> **INSTRUÇÃO**
Troque "candle-body" por "candle-box" em todas as linhas do material abaixo e reproduza essas linhas sem nenhuma outra alteração.

Listagens de regiões anotadas:
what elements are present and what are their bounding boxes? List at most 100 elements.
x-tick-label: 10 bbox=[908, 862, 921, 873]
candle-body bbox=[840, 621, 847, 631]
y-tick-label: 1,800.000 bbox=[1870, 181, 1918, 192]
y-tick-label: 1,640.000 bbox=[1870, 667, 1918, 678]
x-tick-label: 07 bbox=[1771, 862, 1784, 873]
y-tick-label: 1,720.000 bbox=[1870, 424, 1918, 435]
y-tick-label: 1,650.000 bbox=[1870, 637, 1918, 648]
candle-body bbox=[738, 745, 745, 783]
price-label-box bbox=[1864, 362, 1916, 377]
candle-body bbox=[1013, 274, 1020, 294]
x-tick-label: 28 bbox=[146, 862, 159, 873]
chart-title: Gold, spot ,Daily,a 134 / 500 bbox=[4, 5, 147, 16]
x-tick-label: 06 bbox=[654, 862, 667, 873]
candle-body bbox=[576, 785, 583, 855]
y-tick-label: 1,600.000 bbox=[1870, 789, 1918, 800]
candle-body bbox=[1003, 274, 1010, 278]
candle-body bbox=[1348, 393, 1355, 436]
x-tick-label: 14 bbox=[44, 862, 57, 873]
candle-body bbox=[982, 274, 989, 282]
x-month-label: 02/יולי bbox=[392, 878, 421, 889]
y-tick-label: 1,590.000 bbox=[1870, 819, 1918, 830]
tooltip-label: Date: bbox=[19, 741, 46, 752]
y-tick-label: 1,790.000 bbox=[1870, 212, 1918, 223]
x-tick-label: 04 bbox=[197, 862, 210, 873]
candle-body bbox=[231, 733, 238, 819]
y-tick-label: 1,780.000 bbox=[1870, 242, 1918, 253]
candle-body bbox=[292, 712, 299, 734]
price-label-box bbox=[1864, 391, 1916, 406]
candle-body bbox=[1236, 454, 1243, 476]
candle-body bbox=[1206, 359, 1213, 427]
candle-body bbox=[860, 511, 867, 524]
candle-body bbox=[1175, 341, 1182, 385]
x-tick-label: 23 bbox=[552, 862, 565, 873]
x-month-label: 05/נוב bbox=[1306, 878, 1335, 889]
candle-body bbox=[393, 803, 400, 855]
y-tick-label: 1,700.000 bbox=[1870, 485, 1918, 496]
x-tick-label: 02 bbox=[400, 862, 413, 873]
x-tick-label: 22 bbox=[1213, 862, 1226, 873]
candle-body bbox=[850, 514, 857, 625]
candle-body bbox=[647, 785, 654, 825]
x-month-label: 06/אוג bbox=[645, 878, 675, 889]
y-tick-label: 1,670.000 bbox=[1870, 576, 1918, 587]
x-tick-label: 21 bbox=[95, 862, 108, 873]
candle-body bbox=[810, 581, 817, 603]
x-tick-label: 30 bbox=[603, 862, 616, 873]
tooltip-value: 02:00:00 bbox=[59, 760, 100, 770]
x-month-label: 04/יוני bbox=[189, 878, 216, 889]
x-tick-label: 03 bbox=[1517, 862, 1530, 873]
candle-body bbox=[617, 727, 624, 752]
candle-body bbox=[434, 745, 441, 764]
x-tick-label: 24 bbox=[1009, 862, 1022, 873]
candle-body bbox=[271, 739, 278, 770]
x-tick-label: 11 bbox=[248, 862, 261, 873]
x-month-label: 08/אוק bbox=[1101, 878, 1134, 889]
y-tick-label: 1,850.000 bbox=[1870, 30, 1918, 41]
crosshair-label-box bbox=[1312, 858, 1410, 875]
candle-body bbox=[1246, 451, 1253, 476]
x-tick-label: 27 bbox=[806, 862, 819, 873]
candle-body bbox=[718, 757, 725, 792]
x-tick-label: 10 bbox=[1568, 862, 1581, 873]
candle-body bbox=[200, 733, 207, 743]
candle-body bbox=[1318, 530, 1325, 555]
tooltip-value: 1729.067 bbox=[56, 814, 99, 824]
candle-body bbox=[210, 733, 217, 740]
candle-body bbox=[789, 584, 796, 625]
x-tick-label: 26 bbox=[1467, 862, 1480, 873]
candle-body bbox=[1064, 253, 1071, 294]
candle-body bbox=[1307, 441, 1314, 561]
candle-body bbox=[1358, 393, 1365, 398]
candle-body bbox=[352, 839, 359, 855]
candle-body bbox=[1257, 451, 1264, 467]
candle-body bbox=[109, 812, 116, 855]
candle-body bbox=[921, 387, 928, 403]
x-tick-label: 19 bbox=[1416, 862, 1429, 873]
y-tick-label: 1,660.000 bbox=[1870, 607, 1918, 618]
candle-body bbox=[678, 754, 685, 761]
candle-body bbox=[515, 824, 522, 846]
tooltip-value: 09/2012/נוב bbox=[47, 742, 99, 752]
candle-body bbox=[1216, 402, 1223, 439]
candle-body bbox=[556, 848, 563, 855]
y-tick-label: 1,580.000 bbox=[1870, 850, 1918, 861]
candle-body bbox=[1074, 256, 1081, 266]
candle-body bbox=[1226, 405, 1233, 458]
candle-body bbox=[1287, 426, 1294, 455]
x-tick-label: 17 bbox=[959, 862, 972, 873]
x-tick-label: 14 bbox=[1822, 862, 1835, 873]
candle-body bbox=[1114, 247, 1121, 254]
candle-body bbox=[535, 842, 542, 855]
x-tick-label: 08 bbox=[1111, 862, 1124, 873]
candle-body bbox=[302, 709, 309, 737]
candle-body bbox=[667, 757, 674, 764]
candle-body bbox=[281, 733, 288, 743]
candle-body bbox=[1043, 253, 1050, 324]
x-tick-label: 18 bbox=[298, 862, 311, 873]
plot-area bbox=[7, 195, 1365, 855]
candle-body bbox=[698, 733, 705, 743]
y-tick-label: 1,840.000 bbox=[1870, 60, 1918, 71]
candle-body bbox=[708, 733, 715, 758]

> **RESPOSTA CORRETA**
what elements are present and what are their bounding boxes? List at most 100 elements.
x-tick-label: 10 bbox=[908, 862, 921, 873]
candle-box bbox=[840, 621, 847, 631]
y-tick-label: 1,800.000 bbox=[1870, 181, 1918, 192]
y-tick-label: 1,640.000 bbox=[1870, 667, 1918, 678]
x-tick-label: 07 bbox=[1771, 862, 1784, 873]
y-tick-label: 1,720.000 bbox=[1870, 424, 1918, 435]
y-tick-label: 1,650.000 bbox=[1870, 637, 1918, 648]
candle-box bbox=[738, 745, 745, 783]
price-label-box bbox=[1864, 362, 1916, 377]
candle-box bbox=[1013, 274, 1020, 294]
x-tick-label: 28 bbox=[146, 862, 159, 873]
chart-title: Gold, spot ,Daily,a 134 / 500 bbox=[4, 5, 147, 16]
x-tick-label: 06 bbox=[654, 862, 667, 873]
candle-box bbox=[576, 785, 583, 855]
y-tick-label: 1,600.000 bbox=[1870, 789, 1918, 800]
candle-box bbox=[1003, 274, 1010, 278]
candle-box bbox=[1348, 393, 1355, 436]
x-tick-label: 14 bbox=[44, 862, 57, 873]
candle-box bbox=[982, 274, 989, 282]
x-month-label: 02/יולי bbox=[392, 878, 421, 889]
y-tick-label: 1,590.000 bbox=[1870, 819, 1918, 830]
tooltip-label: Date: bbox=[19, 741, 46, 752]
y-tick-label: 1,790.000 bbox=[1870, 212, 1918, 223]
x-tick-label: 04 bbox=[197, 862, 210, 873]
candle-box bbox=[231, 733, 238, 819]
y-tick-label: 1,780.000 bbox=[1870, 242, 1918, 253]
candle-box bbox=[292, 712, 299, 734]
price-label-box bbox=[1864, 391, 1916, 406]
candle-box bbox=[1236, 454, 1243, 476]
candle-box bbox=[1206, 359, 1213, 427]
candle-box bbox=[860, 511, 867, 524]
candle-box bbox=[1175, 341, 1182, 385]
x-tick-label: 23 bbox=[552, 862, 565, 873]
x-month-label: 05/נוב bbox=[1306, 878, 1335, 889]
candle-box bbox=[393, 803, 400, 855]
y-tick-label: 1,700.000 bbox=[1870, 485, 1918, 496]
x-tick-label: 02 bbox=[400, 862, 413, 873]
x-tick-label: 22 bbox=[1213, 862, 1226, 873]
candle-box bbox=[850, 514, 857, 625]
candle-box bbox=[647, 785, 654, 825]
x-month-label: 06/אוג bbox=[645, 878, 675, 889]
y-tick-label: 1,670.000 bbox=[1870, 576, 1918, 587]
x-tick-label: 21 bbox=[95, 862, 108, 873]
candle-box bbox=[810, 581, 817, 603]
x-tick-label: 30 bbox=[603, 862, 616, 873]
tooltip-value: 02:00:00 bbox=[59, 760, 100, 770]
x-month-label: 04/יוני bbox=[189, 878, 216, 889]
x-tick-label: 03 bbox=[1517, 862, 1530, 873]
candle-box bbox=[617, 727, 624, 752]
candle-box bbox=[434, 745, 441, 764]
x-tick-label: 24 bbox=[1009, 862, 1022, 873]
candle-box bbox=[271, 739, 278, 770]
x-tick-label: 11 bbox=[248, 862, 261, 873]
x-month-label: 08/אוק bbox=[1101, 878, 1134, 889]
y-tick-label: 1,850.000 bbox=[1870, 30, 1918, 41]
crosshair-label-box bbox=[1312, 858, 1410, 875]
candle-box bbox=[1246, 451, 1253, 476]
x-tick-label: 27 bbox=[806, 862, 819, 873]
candle-box bbox=[718, 757, 725, 792]
x-tick-label: 10 bbox=[1568, 862, 1581, 873]
candle-box bbox=[200, 733, 207, 743]
candle-box bbox=[1318, 530, 1325, 555]
tooltip-value: 1729.067 bbox=[56, 814, 99, 824]
candle-box bbox=[210, 733, 217, 740]
candle-box bbox=[789, 584, 796, 625]
x-tick-label: 26 bbox=[1467, 862, 1480, 873]
candle-box bbox=[1064, 253, 1071, 294]
candle-box bbox=[1307, 441, 1314, 561]
candle-box bbox=[1358, 393, 1365, 398]
candle-box bbox=[352, 839, 359, 855]
candle-box bbox=[1257, 451, 1264, 467]
candle-box bbox=[109, 812, 116, 855]
candle-box bbox=[921, 387, 928, 403]
x-tick-label: 19 bbox=[1416, 862, 1429, 873]
y-tick-label: 1,660.000 bbox=[1870, 607, 1918, 618]
candle-box bbox=[678, 754, 685, 761]
candle-box bbox=[515, 824, 522, 846]
tooltip-value: 09/2012/נוב bbox=[47, 742, 99, 752]
candle-box bbox=[1216, 402, 1223, 439]
candle-box bbox=[556, 848, 563, 855]
y-tick-label: 1,580.000 bbox=[1870, 850, 1918, 861]
candle-box bbox=[1074, 256, 1081, 266]
candle-box bbox=[1226, 405, 1233, 458]
candle-box bbox=[1287, 426, 1294, 455]
x-tick-label: 17 bbox=[959, 862, 972, 873]
x-tick-label: 14 bbox=[1822, 862, 1835, 873]
candle-box bbox=[1114, 247, 1121, 254]
candle-box bbox=[535, 842, 542, 855]
x-tick-label: 08 bbox=[1111, 862, 1124, 873]
candle-box bbox=[302, 709, 309, 737]
candle-box bbox=[667, 757, 674, 764]
candle-box bbox=[281, 733, 288, 743]
candle-box bbox=[1043, 253, 1050, 324]
x-tick-label: 18 bbox=[298, 862, 311, 873]
plot-area bbox=[7, 195, 1365, 855]
candle-box bbox=[698, 733, 705, 743]
y-tick-label: 1,840.000 bbox=[1870, 60, 1918, 71]
candle-box bbox=[708, 733, 715, 758]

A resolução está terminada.